• **DATA PROVIDED**
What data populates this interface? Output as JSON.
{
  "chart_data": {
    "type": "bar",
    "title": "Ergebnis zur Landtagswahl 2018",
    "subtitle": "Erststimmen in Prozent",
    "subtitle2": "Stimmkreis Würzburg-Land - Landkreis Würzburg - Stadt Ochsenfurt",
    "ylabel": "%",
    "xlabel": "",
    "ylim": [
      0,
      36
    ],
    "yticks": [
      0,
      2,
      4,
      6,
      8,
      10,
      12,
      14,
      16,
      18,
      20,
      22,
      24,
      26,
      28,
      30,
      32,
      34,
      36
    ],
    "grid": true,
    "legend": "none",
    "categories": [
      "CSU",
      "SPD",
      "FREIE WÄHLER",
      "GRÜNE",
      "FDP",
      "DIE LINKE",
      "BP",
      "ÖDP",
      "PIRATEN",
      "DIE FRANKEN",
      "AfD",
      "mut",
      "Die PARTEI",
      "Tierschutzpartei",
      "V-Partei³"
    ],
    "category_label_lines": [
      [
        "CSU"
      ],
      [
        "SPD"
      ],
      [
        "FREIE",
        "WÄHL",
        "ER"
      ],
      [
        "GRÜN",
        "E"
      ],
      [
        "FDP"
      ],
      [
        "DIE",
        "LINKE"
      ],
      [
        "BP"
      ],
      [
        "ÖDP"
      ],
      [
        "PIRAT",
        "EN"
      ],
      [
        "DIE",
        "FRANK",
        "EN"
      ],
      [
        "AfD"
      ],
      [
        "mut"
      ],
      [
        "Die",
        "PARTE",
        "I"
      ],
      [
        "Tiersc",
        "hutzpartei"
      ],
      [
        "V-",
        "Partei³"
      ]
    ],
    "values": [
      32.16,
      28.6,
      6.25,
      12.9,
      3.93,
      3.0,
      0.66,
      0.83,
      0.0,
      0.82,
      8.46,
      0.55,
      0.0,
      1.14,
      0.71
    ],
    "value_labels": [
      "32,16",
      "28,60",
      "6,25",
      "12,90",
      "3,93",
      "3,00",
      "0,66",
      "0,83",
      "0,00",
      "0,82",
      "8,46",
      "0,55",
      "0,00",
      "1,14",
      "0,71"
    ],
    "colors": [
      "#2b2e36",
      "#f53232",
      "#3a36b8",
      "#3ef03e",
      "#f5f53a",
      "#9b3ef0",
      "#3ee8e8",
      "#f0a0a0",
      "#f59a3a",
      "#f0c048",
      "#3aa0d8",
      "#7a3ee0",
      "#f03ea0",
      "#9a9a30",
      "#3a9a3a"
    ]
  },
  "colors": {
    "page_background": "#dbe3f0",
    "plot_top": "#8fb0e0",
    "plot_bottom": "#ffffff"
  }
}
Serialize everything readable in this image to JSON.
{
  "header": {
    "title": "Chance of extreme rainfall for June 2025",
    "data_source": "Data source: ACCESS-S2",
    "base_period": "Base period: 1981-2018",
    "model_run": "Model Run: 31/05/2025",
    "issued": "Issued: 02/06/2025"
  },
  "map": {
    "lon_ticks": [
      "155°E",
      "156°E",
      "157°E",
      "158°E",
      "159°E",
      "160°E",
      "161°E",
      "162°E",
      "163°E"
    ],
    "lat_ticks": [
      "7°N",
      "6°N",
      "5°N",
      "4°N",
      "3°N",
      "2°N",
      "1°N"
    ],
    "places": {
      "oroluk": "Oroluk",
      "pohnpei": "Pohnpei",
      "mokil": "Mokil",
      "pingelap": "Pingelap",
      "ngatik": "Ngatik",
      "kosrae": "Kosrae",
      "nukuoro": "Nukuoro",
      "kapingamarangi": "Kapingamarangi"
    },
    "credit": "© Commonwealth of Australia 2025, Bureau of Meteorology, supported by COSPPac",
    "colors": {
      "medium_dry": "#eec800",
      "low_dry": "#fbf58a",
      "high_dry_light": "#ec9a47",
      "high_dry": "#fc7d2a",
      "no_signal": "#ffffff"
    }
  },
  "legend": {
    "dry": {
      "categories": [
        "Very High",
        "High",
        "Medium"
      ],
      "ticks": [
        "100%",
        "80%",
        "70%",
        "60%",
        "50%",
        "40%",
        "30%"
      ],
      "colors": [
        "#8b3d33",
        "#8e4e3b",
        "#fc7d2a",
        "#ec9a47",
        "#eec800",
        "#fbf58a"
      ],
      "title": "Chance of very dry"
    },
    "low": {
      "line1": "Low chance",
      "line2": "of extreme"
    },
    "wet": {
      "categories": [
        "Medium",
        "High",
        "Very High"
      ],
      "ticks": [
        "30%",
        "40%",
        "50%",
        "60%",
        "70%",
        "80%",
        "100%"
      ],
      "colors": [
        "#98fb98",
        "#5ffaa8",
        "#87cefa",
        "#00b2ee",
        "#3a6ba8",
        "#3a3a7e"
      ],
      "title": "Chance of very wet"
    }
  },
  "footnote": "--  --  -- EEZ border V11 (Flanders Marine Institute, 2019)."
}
...
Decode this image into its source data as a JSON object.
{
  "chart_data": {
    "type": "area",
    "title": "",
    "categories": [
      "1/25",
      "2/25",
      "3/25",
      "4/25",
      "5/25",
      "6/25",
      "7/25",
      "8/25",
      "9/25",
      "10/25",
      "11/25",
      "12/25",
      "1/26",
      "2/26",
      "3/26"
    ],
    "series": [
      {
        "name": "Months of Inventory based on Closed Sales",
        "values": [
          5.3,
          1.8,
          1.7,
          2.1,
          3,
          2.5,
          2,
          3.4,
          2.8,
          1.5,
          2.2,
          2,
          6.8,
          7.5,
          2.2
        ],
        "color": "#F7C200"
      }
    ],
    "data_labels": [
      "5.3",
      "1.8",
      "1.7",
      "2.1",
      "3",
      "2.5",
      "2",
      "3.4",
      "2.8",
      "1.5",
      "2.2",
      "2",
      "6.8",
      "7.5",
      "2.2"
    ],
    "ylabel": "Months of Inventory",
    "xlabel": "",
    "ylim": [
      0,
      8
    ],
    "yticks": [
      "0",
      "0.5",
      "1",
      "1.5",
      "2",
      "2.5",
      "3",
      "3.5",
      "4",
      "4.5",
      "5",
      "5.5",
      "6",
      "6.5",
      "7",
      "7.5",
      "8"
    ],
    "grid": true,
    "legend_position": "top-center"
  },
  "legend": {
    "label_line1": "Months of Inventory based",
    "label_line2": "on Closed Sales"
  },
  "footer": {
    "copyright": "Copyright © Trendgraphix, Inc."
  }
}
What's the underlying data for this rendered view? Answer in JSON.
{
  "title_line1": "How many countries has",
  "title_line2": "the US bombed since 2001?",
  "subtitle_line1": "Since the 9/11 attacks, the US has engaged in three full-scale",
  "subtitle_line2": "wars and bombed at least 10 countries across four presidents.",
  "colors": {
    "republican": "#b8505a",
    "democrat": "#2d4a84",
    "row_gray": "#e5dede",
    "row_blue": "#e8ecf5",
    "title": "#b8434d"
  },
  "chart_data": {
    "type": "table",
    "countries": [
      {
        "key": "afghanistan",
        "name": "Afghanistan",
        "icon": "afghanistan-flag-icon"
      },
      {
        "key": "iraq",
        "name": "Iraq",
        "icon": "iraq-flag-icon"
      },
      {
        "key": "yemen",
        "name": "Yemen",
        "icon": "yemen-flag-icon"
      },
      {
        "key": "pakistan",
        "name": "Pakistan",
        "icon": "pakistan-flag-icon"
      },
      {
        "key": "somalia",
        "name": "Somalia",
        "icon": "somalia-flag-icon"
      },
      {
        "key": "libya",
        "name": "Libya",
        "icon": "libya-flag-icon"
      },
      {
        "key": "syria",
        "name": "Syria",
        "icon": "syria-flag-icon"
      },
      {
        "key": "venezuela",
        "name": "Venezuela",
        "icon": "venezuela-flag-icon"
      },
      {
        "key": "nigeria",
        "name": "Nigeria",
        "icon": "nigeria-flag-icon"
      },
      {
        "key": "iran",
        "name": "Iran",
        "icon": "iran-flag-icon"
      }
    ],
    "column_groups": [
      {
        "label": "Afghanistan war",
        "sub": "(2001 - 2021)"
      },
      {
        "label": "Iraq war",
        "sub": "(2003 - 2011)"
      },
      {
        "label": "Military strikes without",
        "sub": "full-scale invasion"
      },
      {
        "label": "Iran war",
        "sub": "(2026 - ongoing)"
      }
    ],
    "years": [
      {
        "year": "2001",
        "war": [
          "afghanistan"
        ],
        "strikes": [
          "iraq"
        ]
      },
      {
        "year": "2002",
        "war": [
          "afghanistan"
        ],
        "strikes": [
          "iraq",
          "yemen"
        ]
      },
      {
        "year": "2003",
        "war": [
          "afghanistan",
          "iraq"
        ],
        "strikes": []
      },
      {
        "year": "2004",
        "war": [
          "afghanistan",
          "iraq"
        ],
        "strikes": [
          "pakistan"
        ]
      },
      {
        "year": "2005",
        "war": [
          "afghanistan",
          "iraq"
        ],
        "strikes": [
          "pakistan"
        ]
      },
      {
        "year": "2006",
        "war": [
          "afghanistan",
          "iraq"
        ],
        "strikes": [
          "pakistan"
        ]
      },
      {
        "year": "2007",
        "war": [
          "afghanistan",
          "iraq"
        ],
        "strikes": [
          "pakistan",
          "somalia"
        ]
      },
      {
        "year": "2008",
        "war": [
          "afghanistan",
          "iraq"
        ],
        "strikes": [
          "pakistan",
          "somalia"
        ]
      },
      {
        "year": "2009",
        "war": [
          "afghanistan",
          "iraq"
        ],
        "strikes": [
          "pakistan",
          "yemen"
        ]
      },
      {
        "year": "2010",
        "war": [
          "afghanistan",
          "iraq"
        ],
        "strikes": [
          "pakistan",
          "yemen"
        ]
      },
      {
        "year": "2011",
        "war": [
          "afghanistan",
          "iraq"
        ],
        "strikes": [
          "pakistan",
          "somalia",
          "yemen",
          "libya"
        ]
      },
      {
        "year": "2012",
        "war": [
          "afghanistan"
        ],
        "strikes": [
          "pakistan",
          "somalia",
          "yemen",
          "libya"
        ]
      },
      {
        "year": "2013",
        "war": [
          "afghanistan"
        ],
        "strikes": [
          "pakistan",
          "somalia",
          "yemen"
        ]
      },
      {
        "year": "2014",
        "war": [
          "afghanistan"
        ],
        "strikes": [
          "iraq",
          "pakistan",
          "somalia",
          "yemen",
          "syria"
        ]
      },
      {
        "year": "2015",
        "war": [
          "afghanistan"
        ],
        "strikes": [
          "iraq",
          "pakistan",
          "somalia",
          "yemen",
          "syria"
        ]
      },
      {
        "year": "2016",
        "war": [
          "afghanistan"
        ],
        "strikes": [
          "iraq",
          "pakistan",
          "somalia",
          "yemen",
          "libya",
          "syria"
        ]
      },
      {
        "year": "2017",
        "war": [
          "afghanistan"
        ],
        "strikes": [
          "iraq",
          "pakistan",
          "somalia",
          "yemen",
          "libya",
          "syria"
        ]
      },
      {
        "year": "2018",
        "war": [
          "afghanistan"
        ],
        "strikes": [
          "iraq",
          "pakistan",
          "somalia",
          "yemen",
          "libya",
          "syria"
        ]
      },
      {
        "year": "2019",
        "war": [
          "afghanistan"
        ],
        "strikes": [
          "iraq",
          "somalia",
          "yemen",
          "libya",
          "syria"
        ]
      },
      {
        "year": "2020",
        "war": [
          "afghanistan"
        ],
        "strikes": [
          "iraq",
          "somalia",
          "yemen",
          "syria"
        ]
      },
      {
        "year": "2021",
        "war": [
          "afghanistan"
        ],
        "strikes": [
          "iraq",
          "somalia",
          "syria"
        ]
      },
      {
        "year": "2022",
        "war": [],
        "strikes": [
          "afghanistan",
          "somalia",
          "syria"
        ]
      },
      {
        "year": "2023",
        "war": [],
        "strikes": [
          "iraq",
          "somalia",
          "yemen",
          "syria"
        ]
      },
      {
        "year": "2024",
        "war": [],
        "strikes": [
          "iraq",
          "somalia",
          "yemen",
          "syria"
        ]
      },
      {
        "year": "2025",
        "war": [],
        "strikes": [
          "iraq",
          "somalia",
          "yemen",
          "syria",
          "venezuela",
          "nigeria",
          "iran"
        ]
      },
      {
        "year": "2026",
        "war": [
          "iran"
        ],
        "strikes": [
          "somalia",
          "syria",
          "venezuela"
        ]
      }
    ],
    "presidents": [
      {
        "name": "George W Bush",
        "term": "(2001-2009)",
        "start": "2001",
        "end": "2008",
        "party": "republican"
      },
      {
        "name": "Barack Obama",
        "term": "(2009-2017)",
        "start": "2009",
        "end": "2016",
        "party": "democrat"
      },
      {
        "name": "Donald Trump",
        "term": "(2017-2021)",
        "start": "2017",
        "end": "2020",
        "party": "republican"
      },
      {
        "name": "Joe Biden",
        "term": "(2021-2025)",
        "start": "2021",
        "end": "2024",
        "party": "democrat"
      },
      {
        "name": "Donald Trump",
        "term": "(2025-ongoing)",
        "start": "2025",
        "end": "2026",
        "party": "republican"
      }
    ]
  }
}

• **WHAT IS EXPECTED**
Filter out all lines lacking the word "image" and copy the rest.

• **ANSWER TO THIS PROBLEM**
Serialize everything readable in this image to JSON.
Decode this image into its source data as a JSON object.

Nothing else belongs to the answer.